═══ DATASET ENTRIES ═══

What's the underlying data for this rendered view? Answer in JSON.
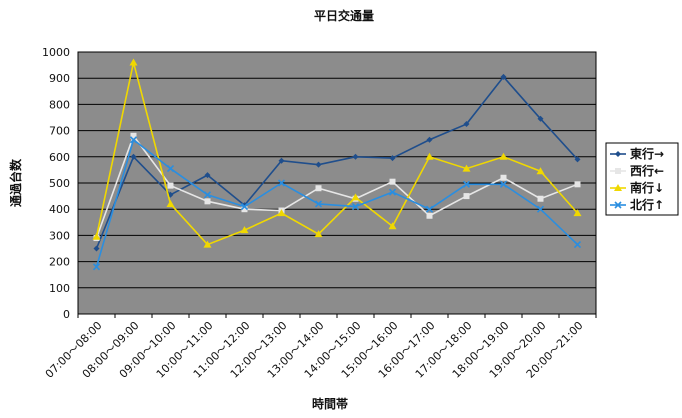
{
  "chart_data": {
    "type": "line",
    "title": "平日交通量",
    "xlabel": "時間帯",
    "ylabel": "通過台数",
    "ylim": [
      0,
      1000
    ],
    "yticks": [
      0,
      100,
      200,
      300,
      400,
      500,
      600,
      700,
      800,
      900,
      1000
    ],
    "grid": true,
    "legend_position": "right",
    "categories": [
      "07:00～08:00",
      "08:00～09:00",
      "09:00～10:00",
      "10:00～11:00",
      "11:00～12:00",
      "12:00～13:00",
      "13:00～14:00",
      "14:00～15:00",
      "15:00～16:00",
      "16:00～17:00",
      "17:00～18:00",
      "18:00～19:00",
      "19:00～20:00",
      "20:00～21:00"
    ],
    "series": [
      {
        "name": "東行→",
        "color": "#1f4e8c",
        "marker": "diamond",
        "values": [
          250,
          600,
          455,
          530,
          415,
          585,
          570,
          600,
          595,
          665,
          725,
          905,
          745,
          590
        ]
      },
      {
        "name": "西行←",
        "color": "#e6e6e6",
        "marker": "square",
        "values": [
          290,
          680,
          490,
          430,
          400,
          395,
          480,
          440,
          505,
          375,
          450,
          520,
          440,
          495
        ]
      },
      {
        "name": "南行↓",
        "color": "#f0d800",
        "marker": "triangle",
        "values": [
          295,
          960,
          420,
          265,
          320,
          385,
          305,
          445,
          335,
          600,
          555,
          600,
          545,
          385
        ]
      },
      {
        "name": "北行↑",
        "color": "#2a8ee0",
        "marker": "x",
        "values": [
          180,
          665,
          555,
          455,
          410,
          500,
          420,
          410,
          465,
          400,
          495,
          495,
          400,
          265
        ]
      }
    ]
  }
}
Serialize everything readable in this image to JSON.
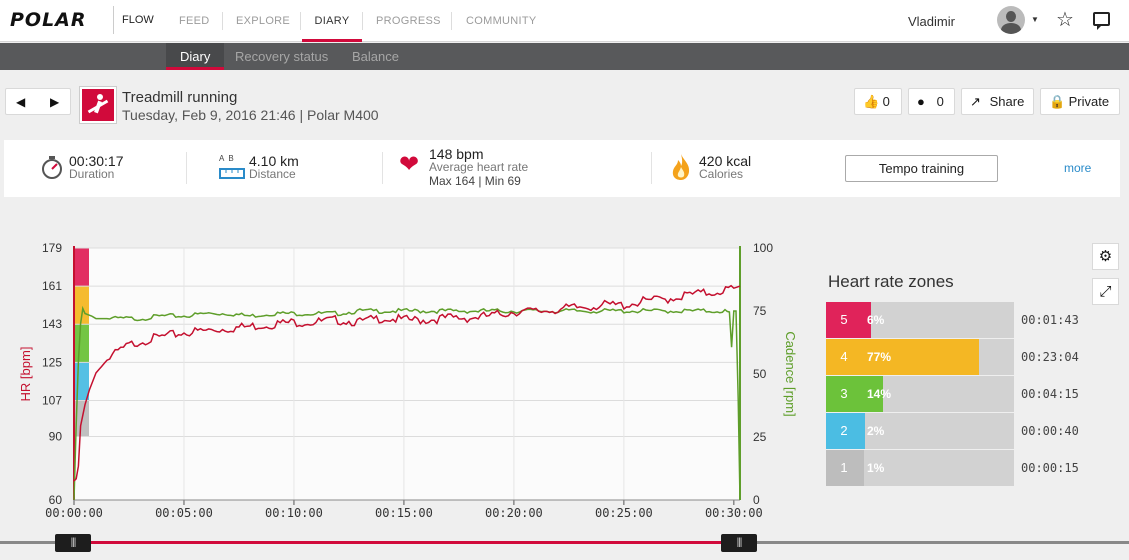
{
  "header": {
    "logo": "POLAR",
    "product": "FLOW",
    "nav": [
      {
        "label": "FEED",
        "active": false
      },
      {
        "label": "EXPLORE",
        "active": false
      },
      {
        "label": "DIARY",
        "active": true
      },
      {
        "label": "PROGRESS",
        "active": false
      },
      {
        "label": "COMMUNITY",
        "active": false
      }
    ],
    "user_name": "Vladimir",
    "icons": [
      "avatar",
      "caret-down-icon",
      "star-icon",
      "chat-icon"
    ]
  },
  "subnav": [
    {
      "label": "Diary",
      "active": true
    },
    {
      "label": "Recovery status",
      "active": false
    },
    {
      "label": "Balance",
      "active": false
    }
  ],
  "exercise": {
    "title": "Treadmill running",
    "subtitle": "Tuesday, Feb 9, 2016 21:46 | Polar M400",
    "likes": "0",
    "comments": "0",
    "share_label": "Share",
    "privacy_label": "Private"
  },
  "summary": {
    "duration_value": "00:30:17",
    "duration_label": "Duration",
    "distance_value": "4.10 km",
    "distance_label": "Distance",
    "distance_icon_text": "A  B",
    "hr_value": "148 bpm",
    "hr_label": "Average heart rate",
    "hr_minmax": "Max 164  |  Min 69",
    "calories_value": "420 kcal",
    "calories_label": "Calories",
    "training_button": "Tempo training",
    "more_label": "more"
  },
  "chart_data": {
    "type": "line",
    "left_axis_label": "HR [bpm]",
    "right_axis_label": "Cadence [rpm]",
    "left_ticks": [
      "179",
      "161",
      "143",
      "125",
      "107",
      "90",
      "60"
    ],
    "right_ticks": [
      "100",
      "75",
      "50",
      "25",
      "0"
    ],
    "x_ticks": [
      "00:00:00",
      "00:05:00",
      "00:10:00",
      "00:15:00",
      "00:20:00",
      "00:25:00",
      "00:30:00"
    ],
    "left_ylim": [
      60,
      179
    ],
    "right_ylim": [
      0,
      100
    ],
    "xlim_min": [
      0,
      30.28
    ],
    "grid": true,
    "zone_band_colors": [
      "#e0235a",
      "#f4b724",
      "#6cc23a",
      "#4bbde3",
      "#bdbdbd"
    ],
    "series": [
      {
        "name": "HR [bpm]",
        "color": "#c4102f",
        "x_min": [
          0,
          0.1,
          0.2,
          0.3,
          0.5,
          0.7,
          1,
          1.5,
          2,
          2.5,
          3,
          4,
          5,
          6,
          7,
          8,
          9,
          10,
          11,
          12,
          13,
          14,
          15,
          16,
          17,
          18,
          19,
          20,
          21,
          22,
          23,
          24,
          25,
          26,
          27,
          28,
          29,
          30,
          30.28
        ],
        "values": [
          69,
          70,
          76,
          95,
          105,
          112,
          120,
          126,
          130,
          133,
          135,
          137,
          139,
          140,
          141,
          142,
          143,
          144,
          144,
          145,
          144,
          146,
          145,
          145,
          146,
          146,
          147,
          149,
          149,
          150,
          151,
          152,
          152,
          154,
          155,
          157,
          158,
          160,
          161
        ]
      },
      {
        "name": "Cadence [rpm]",
        "color": "#5e9e2a",
        "x_min": [
          0,
          0.1,
          0.2,
          0.3,
          0.4,
          0.5,
          0.8,
          1,
          2,
          3,
          4,
          5,
          6,
          7,
          8,
          9,
          10,
          11,
          12,
          13,
          14,
          15,
          16,
          17,
          18,
          19,
          20,
          21,
          22,
          23,
          24,
          25,
          26,
          27,
          28,
          29,
          29.6,
          29.8,
          29.9,
          30,
          30.1,
          30.2,
          30.28
        ],
        "values": [
          0,
          30,
          55,
          70,
          76,
          74,
          73,
          72,
          72,
          72,
          73,
          73,
          74,
          74,
          73,
          74,
          74,
          74,
          74,
          75,
          75,
          75,
          75,
          75,
          75,
          75,
          75,
          75,
          75,
          75,
          75,
          75,
          75,
          75,
          75,
          75,
          75,
          74,
          60,
          75,
          75,
          40,
          0
        ]
      }
    ]
  },
  "zones": {
    "title": "Heart rate zones",
    "rows": [
      {
        "zone": "5",
        "pct": "6%",
        "fraction": 0.06,
        "time": "00:01:43",
        "color": "#e0235a"
      },
      {
        "zone": "4",
        "pct": "77%",
        "fraction": 0.77,
        "time": "00:23:04",
        "color": "#f4b724"
      },
      {
        "zone": "3",
        "pct": "14%",
        "fraction": 0.14,
        "time": "00:04:15",
        "color": "#6cc23a"
      },
      {
        "zone": "2",
        "pct": "2%",
        "fraction": 0.02,
        "time": "00:00:40",
        "color": "#4bbde3"
      },
      {
        "zone": "1",
        "pct": "1%",
        "fraction": 0.01,
        "time": "00:00:15",
        "color": "#bdbdbd"
      }
    ]
  },
  "slider": {
    "range_start": "00:00:00",
    "range_end": "00:30:00",
    "handle_glyph": "|||"
  }
}
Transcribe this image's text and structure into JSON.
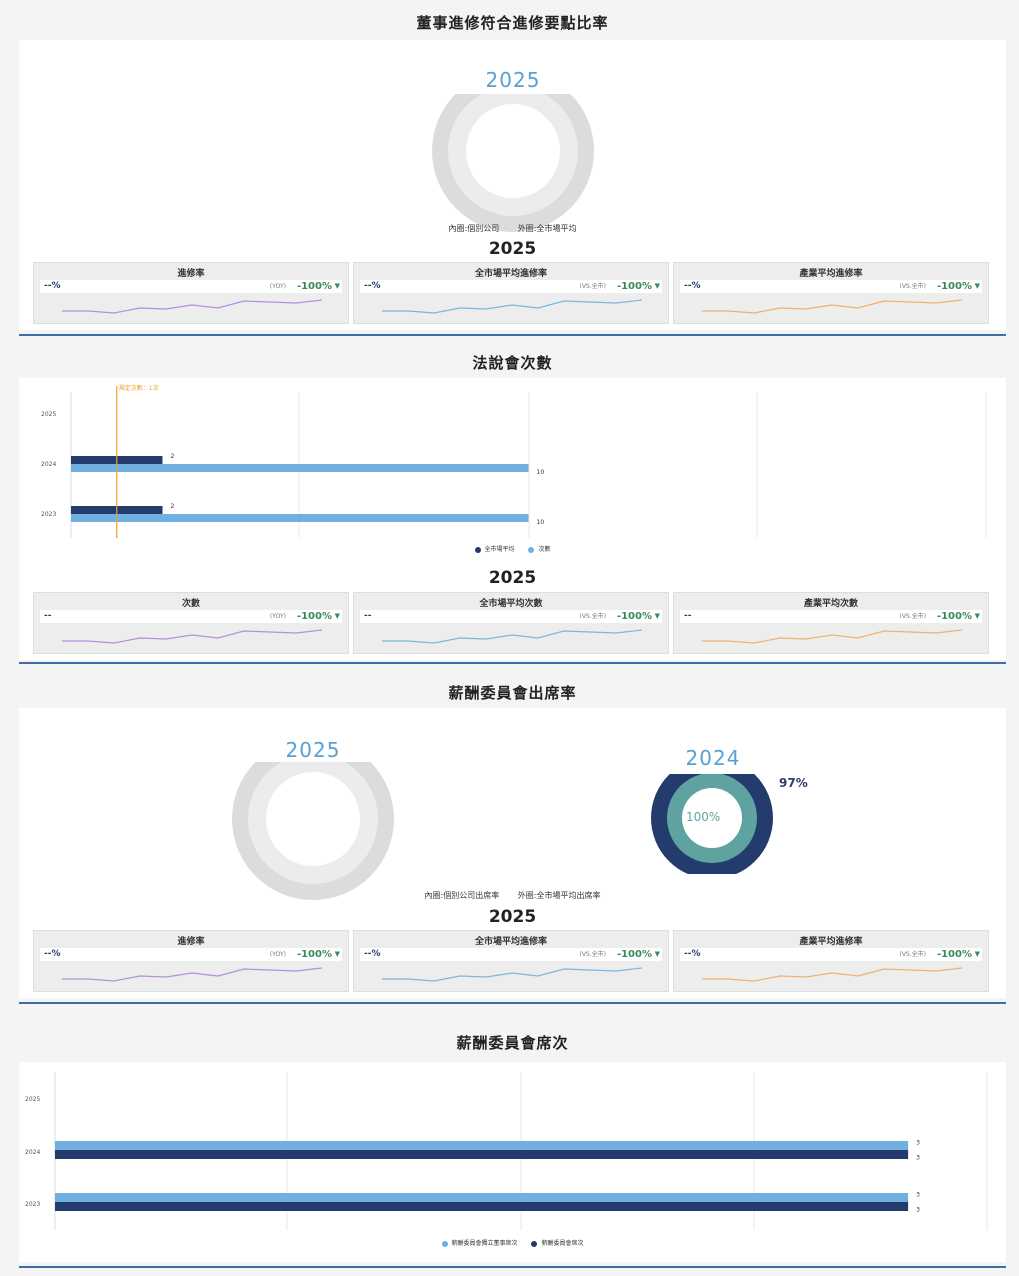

═══

• _WHAT THE TASK ASKS_
Examine the entries and report how many of their lines contain the string "JSON", giving no more than the number.

• _EXERCISE RESPONSE_
3